→ **Consigne A**
Retouchez l’extrait sur Durban, de « Lorsqu’on se voit » jusqu’à « à Nambiti Park). », en y remplaçant « merveilleux » par « splendide ».

→ **Extrait cité**
● ● ● ●

Lorsqu’on se voit proposer
un contrat dans une ville comme Durban, on oscille entre la satisfaction de se
voir offrir du travail et le découragement face à un très long voyage et une
destination pas vraiment folichonne. L’Afrique est un continent merveilleux et
fascinant, mais certains lieux ont, depuis longtemps, la réputation – pas du
tout usurpée – d’être des coupe-gorges. Afin de ne pas avoir que les
inconvénients, j’ai profité de ce contrat pour faire un safari (voir : En safari à Nambiti Park).
Sur le trajet me menant du
lodge à Durban, mon chauffeur s’est arrêté dans une station-service pour nous
permettre de faire une escale. Il m’a dit : "It’s safe here, there
are cameras everywhere". Voilà qui annonçait déjà la couleur…. Cela
ressemblait à n’importe quelle station-service, mais c’était mon premier
contact avec le vrai pays (c-à-d hors de la réserve naturelle) et
j’ai essayé de me faire une première impression de l’atmosphère dans laquelle
j’allais vivre pour la semaine à venir. Il m’a déposée à l’hôtel et je ne savais
pas si j’allais pouvoir en sortir autrement qu’en taxi ou en bus navette.

● ● ● ●

→ **Liste des entrées**
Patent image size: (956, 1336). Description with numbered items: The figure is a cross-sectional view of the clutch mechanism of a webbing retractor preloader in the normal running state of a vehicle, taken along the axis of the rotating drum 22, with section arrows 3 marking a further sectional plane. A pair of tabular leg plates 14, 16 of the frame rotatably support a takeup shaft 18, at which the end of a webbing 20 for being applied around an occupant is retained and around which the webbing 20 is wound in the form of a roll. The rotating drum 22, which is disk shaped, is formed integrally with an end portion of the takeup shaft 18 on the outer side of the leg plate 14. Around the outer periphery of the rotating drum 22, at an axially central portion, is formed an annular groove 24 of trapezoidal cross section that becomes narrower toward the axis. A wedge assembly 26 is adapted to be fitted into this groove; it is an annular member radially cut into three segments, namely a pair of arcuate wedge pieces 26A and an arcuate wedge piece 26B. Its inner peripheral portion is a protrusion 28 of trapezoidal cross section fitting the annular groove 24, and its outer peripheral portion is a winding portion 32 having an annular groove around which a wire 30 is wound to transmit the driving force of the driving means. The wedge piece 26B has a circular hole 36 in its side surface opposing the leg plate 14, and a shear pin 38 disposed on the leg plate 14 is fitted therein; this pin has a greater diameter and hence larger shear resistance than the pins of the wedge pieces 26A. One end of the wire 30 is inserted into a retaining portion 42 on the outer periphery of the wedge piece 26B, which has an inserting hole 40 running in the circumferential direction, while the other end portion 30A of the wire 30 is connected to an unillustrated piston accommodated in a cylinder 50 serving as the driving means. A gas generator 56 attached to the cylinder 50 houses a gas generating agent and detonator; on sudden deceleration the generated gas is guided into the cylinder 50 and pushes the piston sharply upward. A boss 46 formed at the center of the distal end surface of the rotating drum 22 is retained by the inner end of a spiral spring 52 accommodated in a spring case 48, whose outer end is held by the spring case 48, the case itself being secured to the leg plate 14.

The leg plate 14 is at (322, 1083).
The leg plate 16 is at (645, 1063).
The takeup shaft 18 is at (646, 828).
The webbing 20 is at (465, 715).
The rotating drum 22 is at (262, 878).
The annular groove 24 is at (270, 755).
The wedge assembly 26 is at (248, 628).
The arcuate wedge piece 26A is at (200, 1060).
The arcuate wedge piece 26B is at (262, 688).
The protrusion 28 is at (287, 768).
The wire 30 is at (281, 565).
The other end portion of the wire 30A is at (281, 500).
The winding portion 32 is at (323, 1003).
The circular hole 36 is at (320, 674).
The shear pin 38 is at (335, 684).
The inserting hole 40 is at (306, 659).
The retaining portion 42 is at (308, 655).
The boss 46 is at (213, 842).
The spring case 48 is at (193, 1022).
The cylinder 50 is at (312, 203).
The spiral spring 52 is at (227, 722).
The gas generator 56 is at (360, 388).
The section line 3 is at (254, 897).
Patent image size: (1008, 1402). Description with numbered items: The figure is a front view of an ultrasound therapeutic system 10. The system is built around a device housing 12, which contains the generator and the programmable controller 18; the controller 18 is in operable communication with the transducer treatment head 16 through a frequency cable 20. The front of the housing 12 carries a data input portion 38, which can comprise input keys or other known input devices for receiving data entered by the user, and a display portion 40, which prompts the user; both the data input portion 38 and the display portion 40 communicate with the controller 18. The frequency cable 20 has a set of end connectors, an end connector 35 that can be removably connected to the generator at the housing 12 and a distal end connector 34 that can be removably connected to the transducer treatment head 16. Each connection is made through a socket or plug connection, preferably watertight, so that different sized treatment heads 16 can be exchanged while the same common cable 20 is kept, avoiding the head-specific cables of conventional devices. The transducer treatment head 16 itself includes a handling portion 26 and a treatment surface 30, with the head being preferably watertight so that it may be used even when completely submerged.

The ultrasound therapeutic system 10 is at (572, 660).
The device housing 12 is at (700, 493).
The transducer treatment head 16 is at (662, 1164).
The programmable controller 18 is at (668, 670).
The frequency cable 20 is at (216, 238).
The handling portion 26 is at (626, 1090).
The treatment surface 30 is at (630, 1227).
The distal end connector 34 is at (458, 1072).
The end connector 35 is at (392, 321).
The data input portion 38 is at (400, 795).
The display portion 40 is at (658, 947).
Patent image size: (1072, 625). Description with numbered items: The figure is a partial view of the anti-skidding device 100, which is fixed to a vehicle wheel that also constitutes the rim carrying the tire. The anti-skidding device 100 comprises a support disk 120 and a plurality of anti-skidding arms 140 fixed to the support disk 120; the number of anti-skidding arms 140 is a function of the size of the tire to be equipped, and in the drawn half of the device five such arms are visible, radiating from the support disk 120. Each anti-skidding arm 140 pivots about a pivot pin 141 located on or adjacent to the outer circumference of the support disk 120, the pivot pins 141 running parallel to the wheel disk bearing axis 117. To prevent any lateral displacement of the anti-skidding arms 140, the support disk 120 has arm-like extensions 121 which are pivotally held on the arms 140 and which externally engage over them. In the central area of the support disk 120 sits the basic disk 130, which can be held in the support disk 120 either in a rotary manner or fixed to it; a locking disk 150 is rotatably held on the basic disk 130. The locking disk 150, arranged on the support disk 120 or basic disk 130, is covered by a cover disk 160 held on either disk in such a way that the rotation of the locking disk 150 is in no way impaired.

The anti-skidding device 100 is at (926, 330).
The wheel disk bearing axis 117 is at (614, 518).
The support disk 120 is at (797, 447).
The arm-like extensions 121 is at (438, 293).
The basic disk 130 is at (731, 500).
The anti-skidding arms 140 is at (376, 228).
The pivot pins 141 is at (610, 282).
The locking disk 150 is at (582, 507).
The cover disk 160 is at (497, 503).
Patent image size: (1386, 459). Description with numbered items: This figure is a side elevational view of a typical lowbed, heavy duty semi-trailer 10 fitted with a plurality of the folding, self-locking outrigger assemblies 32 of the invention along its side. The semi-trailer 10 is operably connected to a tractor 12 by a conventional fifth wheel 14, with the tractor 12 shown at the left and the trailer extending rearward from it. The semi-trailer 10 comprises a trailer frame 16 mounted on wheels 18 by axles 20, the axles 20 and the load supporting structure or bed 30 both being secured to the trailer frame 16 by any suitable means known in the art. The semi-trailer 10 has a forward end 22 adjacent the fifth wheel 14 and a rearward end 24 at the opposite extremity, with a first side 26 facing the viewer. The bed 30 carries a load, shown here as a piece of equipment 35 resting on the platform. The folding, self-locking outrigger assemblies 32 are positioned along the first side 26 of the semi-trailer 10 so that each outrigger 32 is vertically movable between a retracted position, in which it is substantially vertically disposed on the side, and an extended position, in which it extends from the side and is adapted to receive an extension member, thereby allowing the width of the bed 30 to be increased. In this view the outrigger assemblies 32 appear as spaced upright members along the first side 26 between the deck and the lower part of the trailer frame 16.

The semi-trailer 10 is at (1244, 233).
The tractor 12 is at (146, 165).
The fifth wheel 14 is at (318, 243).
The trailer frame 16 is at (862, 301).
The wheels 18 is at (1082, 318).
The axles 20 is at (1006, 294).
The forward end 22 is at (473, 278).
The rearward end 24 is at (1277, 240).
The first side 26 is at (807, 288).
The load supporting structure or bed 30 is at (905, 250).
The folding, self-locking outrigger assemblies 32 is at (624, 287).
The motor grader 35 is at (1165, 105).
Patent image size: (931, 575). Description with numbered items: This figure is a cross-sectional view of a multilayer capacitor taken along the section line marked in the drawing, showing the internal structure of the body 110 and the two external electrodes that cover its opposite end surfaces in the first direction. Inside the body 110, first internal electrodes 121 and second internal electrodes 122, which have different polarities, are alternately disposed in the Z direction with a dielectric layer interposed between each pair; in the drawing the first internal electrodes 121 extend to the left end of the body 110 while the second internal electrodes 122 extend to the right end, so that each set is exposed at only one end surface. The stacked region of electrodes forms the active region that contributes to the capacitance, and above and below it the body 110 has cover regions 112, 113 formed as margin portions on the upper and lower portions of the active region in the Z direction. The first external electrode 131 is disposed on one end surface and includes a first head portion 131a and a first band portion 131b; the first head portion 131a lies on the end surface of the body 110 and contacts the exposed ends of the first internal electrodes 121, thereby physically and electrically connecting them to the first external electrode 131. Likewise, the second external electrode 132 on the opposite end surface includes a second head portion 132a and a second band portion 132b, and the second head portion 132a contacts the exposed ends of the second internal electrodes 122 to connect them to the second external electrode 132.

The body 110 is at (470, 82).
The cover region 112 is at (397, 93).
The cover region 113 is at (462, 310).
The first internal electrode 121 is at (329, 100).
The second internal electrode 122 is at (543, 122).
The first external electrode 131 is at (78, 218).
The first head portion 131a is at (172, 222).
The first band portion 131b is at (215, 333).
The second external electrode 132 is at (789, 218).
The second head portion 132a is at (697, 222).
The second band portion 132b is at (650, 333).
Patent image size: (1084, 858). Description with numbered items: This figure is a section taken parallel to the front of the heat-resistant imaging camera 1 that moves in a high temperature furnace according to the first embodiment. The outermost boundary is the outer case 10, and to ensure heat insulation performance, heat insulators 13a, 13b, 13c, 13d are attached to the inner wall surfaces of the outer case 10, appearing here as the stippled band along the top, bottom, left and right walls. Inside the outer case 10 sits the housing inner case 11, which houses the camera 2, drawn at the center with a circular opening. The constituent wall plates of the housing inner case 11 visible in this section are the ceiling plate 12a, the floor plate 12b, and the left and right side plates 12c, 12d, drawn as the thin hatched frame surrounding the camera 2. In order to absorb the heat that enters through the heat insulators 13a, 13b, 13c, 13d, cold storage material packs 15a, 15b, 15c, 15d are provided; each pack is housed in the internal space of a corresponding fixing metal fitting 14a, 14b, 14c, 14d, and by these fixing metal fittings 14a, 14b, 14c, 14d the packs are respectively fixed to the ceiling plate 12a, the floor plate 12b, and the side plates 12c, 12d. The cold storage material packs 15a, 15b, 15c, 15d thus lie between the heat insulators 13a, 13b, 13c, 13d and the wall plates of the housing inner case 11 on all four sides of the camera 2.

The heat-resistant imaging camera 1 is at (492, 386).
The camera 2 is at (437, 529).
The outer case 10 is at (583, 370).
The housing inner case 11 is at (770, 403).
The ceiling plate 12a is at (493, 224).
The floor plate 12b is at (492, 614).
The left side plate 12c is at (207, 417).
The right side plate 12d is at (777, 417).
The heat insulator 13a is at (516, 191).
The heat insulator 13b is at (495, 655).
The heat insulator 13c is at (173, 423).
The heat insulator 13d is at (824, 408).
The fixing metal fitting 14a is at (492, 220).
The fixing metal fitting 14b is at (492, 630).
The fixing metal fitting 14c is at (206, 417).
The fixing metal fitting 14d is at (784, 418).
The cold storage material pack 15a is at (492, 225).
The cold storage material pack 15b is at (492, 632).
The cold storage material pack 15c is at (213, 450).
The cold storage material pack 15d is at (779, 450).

● ● ● ●

→ **Consigne B**
Présentez sous forme de liste numérotée toutes les lignes des entrées, de celle qui contient « Patent image size: (1072, 625). » jusqu’à celle qui contient « The cover disk 160 is at (497, 503). », ces deux lignes comprises et sans les lignes vides.

→ **Corrigé complet A**
Lorsqu’on se voit proposer
un contrat dans une ville comme Durban, on oscille entre la satisfaction de se
voir offrir du travail et le découragement face à un très long voyage et une
destination pas vraiment folichonne. L’Afrique est un continent splendide et
fascinant, mais certains lieux ont, depuis longtemps, la réputation – pas du
tout usurpée – d’être des coupe-gorges. Afin de ne pas avoir que les
inconvénients, j’ai profité de ce contrat pour faire un safari (voir : En safari à Nambiti Park).

→ **Corrigé complet B**
1. Patent image size: (1072, 625). Description with numbered items: The figure is a partial view of the anti-skidding device 100, which is fixed to a vehicle wheel that also constitutes the rim carrying the tire. The anti-skidding device 100 comprises a support disk 120 and a plurality of anti-skidding arms 140 fixed to the support disk 120; the number of anti-skidding arms 140 is a function of the size of the tire to be equipped, and in the drawn half of the device five such arms are visible, radiating from the support disk 120. Each anti-skidding arm 140 pivots about a pivot pin 141 located on or adjacent to the outer circumference of the support disk 120, the pivot pins 141 running parallel to the wheel disk bearing axis 117. To prevent any lateral displacement of the anti-skidding arms 140, the support disk 120 has arm-like extensions 121 which are pivotally held on the arms 140 and which externally engage over them. In the central area of the support disk 120 sits the basic disk 130, which can be held in the support disk 120 either in a rotary manner or fixed to it; a locking disk 150 is rotatably held on the basic disk 130. The locking disk 150, arranged on the support disk 120 or basic disk 130, is covered by a cover disk 160 held on either disk in such a way that the rotation of the locking disk 150 is in no way impaired.
2. The anti-skidding device 100 is at (926, 330).
3. The wheel disk bearing axis 117 is at (614, 518).
4. The support disk 120 is at (797, 447).
5. The arm-like extensions 121 is at (438, 293).
6. The basic disk 130 is at (731, 500).
7. The anti-skidding arms 140 is at (376, 228).
8. The pivot pins 141 is at (610, 282).
9. The locking disk 150 is at (582, 507).
10. The cover disk 160 is at (497, 503).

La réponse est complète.